• _SET TASK_: Locate each line containing the string "text" and copy it out.

• _PROVIDED INFORMATION_:

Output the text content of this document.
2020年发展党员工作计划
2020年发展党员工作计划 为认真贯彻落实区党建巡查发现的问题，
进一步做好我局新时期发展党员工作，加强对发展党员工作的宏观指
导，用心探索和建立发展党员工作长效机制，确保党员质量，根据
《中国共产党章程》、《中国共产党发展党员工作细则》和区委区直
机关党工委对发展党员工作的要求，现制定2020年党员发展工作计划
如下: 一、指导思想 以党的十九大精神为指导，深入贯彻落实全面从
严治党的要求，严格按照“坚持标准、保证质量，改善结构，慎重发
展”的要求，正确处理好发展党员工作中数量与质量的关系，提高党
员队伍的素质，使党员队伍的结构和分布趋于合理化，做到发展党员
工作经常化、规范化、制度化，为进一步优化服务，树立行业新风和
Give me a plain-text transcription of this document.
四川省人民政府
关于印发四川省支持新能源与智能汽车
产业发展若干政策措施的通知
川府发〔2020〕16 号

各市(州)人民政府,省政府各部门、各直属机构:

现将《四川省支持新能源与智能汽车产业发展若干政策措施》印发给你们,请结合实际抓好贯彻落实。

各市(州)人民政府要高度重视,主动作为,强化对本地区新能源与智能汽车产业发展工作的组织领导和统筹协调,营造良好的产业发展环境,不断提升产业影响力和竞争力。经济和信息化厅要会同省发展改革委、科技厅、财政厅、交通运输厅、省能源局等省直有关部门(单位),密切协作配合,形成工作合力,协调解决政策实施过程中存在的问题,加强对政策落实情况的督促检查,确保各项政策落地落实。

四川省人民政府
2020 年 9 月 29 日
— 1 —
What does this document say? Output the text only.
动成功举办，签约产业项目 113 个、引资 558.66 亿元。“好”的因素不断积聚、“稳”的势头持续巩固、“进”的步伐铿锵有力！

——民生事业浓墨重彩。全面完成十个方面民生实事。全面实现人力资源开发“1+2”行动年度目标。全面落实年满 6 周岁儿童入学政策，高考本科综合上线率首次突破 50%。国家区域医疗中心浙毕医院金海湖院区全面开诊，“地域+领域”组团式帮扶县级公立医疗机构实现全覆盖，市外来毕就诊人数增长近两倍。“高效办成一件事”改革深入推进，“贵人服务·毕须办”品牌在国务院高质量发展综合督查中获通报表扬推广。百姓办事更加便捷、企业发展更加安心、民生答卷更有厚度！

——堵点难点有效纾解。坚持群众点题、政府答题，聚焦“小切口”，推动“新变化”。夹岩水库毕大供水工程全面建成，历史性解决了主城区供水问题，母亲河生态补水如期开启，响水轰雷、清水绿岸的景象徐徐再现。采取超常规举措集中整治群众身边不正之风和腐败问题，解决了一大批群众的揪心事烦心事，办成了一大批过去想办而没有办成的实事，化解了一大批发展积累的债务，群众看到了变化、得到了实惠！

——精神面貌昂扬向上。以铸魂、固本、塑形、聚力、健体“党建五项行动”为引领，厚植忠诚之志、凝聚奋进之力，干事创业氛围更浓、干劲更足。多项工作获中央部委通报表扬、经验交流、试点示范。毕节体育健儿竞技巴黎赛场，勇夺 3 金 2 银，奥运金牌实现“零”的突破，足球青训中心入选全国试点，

• _ANSWER TO THE EXERCISE_:
Output the text content of this document.
Give me a plain-text transcription of this document.
What does this document say? Output the text only.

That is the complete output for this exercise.